## BEGIN

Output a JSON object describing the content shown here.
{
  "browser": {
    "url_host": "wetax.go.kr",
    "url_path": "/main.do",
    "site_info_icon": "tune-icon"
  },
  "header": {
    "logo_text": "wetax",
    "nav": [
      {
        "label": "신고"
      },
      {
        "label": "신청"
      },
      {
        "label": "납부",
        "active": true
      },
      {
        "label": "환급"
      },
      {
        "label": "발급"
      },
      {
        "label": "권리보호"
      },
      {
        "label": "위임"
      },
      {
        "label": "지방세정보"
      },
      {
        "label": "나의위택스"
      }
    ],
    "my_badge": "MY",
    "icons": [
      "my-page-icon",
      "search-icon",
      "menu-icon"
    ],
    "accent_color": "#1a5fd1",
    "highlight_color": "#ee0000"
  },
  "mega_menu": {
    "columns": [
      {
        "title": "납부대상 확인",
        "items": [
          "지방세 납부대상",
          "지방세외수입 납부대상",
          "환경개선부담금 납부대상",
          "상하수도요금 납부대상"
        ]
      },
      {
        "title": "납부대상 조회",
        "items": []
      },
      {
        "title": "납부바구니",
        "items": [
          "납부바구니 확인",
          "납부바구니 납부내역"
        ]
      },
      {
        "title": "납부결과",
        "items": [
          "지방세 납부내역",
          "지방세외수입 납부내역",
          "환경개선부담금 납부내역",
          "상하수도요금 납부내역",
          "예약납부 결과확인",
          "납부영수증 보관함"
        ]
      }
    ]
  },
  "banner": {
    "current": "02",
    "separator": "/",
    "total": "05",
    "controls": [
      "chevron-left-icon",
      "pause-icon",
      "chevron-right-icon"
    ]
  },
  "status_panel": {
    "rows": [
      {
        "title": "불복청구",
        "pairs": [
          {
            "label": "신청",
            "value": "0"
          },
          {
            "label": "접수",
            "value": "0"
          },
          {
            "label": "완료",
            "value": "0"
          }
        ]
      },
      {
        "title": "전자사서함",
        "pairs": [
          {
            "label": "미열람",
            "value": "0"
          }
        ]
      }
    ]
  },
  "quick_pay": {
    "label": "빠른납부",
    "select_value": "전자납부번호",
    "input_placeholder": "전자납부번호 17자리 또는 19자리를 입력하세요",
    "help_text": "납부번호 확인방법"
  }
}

## END

Give only the count of lines in which the string "납부대상" appears.

**SOLUTION**
6